- GIVEN INSTRUCTION
Your task is to print all of the material verbatim.

[BEGIN DATASET EXTRACT]

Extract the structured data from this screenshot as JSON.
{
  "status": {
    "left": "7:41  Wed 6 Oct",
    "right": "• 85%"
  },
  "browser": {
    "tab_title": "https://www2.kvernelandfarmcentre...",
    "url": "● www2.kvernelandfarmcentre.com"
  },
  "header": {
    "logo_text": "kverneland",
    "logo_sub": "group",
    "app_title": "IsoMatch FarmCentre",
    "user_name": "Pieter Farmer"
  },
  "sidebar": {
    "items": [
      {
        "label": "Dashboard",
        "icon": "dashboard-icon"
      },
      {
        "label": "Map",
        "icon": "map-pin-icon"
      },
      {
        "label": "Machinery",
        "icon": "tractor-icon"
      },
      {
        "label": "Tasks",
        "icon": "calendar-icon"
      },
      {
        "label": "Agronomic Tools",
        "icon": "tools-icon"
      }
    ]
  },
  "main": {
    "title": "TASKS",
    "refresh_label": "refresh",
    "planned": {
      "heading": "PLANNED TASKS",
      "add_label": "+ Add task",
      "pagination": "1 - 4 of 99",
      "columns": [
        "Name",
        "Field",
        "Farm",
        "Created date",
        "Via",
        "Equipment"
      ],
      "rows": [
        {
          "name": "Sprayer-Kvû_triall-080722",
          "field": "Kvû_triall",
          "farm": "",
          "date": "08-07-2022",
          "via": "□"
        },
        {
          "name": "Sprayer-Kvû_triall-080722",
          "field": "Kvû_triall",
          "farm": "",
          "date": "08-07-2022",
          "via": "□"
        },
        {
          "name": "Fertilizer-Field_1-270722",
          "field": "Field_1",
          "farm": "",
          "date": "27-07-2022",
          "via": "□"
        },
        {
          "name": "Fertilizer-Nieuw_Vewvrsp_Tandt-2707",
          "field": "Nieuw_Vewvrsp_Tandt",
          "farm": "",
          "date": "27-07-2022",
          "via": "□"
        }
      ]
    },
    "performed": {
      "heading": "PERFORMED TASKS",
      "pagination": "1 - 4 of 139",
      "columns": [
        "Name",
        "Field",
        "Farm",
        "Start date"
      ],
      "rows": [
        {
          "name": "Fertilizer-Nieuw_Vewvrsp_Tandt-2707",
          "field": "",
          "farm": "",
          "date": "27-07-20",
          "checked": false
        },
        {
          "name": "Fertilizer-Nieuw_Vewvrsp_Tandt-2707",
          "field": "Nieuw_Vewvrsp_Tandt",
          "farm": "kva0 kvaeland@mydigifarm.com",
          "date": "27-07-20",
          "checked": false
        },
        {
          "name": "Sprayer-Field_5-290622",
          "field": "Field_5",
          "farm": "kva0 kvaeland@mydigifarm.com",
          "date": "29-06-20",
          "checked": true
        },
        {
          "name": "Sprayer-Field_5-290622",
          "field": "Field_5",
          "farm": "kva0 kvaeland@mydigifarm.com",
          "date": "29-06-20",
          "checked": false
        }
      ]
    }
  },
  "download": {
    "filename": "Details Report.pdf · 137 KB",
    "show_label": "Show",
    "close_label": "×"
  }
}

[END DATASET EXTRACT]

- ANSWER TO THE PROBLEM
Extract the structured data from this screenshot as JSON.
{
  "status": {
    "left": "7:41  Wed 6 Oct",
    "right": "• 85%"
  },
  "browser": {
    "tab_title": "https://www2.kvernelandfarmcentre...",
    "url": "● www2.kvernelandfarmcentre.com"
  },
  "header": {
    "logo_text": "kverneland",
    "logo_sub": "group",
    "app_title": "IsoMatch FarmCentre",
    "user_name": "Pieter Farmer"
  },
  "sidebar": {
    "items": [
      {
        "label": "Dashboard",
        "icon": "dashboard-icon"
      },
      {
        "label": "Map",
        "icon": "map-pin-icon"
      },
      {
        "label": "Machinery",
        "icon": "tractor-icon"
      },
      {
        "label": "Tasks",
        "icon": "calendar-icon"
      },
      {
        "label": "Agronomic Tools",
        "icon": "tools-icon"
      }
    ]
  },
  "main": {
    "title": "TASKS",
    "refresh_label": "refresh",
    "planned": {
      "heading": "PLANNED TASKS",
      "add_label": "+ Add task",
      "pagination": "1 - 4 of 99",
      "columns": [
        "Name",
        "Field",
        "Farm",
        "Created date",
        "Via",
        "Equipment"
      ],
      "rows": [
        {
          "name": "Sprayer-Kvû_triall-080722",
          "field": "Kvû_triall",
          "farm": "",
          "date": "08-07-2022",
          "via": "□"
        },
        {
          "name": "Sprayer-Kvû_triall-080722",
          "field": "Kvû_triall",
          "farm": "",
          "date": "08-07-2022",
          "via": "□"
        },
        {
          "name": "Fertilizer-Field_1-270722",
          "field": "Field_1",
          "farm": "",
          "date": "27-07-2022",
          "via": "□"
        },
        {
          "name": "Fertilizer-Nieuw_Vewvrsp_Tandt-2707",
          "field": "Nieuw_Vewvrsp_Tandt",
          "farm": "",
          "date": "27-07-2022",
          "via": "□"
        }
      ]
    },
    "performed": {
      "heading": "PERFORMED TASKS",
      "pagination": "1 - 4 of 139",
      "columns": [
        "Name",
        "Field",
        "Farm",
        "Start date"
      ],
      "rows": [
        {
          "name": "Fertilizer-Nieuw_Vewvrsp_Tandt-2707",
          "field": "",
          "farm": "",
          "date": "27-07-20",
          "checked": false
        },
        {
          "name": "Fertilizer-Nieuw_Vewvrsp_Tandt-2707",
          "field": "Nieuw_Vewvrsp_Tandt",
          "farm": "kva0 kvaeland@mydigifarm.com",
          "date": "27-07-20",
          "checked": false
        },
        {
          "name": "Sprayer-Field_5-290622",
          "field": "Field_5",
          "farm": "kva0 kvaeland@mydigifarm.com",
          "date": "29-06-20",
          "checked": true
        },
        {
          "name": "Sprayer-Field_5-290622",
          "field": "Field_5",
          "farm": "kva0 kvaeland@mydigifarm.com",
          "date": "29-06-20",
          "checked": false
        }
      ]
    }
  },
  "download": {
    "filename": "Details Report.pdf · 137 KB",
    "show_label": "Show",
    "close_label": "×"
  }
}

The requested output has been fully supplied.